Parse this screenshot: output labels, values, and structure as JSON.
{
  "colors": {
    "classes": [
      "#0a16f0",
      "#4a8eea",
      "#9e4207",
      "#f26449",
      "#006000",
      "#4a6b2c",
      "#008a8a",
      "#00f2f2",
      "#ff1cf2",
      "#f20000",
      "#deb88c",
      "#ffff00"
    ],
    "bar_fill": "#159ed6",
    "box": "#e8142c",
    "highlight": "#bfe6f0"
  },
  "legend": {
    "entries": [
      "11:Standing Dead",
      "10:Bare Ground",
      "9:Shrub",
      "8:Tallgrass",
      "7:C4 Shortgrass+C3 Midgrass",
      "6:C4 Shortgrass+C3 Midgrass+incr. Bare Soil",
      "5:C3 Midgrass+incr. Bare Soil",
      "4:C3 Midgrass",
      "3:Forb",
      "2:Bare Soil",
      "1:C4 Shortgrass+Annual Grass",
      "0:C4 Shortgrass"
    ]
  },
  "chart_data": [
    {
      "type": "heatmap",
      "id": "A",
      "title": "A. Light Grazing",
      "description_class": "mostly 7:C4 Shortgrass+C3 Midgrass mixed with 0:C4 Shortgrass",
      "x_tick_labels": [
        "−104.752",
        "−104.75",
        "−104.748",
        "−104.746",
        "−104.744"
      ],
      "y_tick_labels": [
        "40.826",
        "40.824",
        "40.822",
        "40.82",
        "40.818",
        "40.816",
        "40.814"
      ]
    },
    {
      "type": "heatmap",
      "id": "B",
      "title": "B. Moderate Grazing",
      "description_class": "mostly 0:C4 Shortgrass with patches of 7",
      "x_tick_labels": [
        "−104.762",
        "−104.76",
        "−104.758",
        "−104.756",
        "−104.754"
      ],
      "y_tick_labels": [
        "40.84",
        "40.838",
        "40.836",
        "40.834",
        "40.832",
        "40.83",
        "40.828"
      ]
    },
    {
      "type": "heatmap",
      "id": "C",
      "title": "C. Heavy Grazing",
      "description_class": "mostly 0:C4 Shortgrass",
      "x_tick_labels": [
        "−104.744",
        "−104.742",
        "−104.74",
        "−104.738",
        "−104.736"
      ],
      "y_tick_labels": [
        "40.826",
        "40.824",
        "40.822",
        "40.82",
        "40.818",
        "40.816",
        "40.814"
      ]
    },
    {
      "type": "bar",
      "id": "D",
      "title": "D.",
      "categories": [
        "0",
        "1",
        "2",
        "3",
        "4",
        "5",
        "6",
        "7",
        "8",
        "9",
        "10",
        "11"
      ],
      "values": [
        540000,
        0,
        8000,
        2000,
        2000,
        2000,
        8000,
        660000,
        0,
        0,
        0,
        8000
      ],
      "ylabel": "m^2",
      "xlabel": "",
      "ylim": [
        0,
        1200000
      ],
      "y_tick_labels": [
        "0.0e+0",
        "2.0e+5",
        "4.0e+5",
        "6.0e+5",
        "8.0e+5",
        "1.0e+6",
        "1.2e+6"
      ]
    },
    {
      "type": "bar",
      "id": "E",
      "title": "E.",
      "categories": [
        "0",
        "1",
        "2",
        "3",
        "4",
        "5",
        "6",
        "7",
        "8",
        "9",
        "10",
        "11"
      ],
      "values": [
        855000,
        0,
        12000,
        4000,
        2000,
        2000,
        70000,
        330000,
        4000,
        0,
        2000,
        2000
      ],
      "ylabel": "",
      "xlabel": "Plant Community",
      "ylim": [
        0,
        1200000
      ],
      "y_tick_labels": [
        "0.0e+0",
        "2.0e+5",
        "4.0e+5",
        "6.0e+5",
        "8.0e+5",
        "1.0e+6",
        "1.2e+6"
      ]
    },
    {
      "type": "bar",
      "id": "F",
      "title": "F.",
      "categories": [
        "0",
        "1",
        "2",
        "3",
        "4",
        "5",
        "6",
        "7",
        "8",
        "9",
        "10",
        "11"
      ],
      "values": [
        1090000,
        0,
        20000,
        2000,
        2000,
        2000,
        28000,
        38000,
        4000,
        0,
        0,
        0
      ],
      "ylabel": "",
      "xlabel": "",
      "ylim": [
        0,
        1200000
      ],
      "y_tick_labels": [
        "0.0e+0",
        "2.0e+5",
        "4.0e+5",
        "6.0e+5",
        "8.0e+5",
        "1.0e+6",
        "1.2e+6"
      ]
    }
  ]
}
++++++++++
From the listing, copy each line containing the word "Shortgrass".

      "7:C4 Shortgrass+C3 Midgrass",
      "6:C4 Shortgrass+C3 Midgrass+incr. Bare Soil",
      "1:C4 Shortgrass+Annual Grass",
      "0:C4 Shortgrass"
      "description_class": "mostly 7:C4 Shortgrass+C3 Midgrass mixed with 0:C4 Shortgrass",
      "description_class": "mostly 0:C4 Shortgrass with patches of 7",
      "description_class": "mostly 0:C4 Shortgrass",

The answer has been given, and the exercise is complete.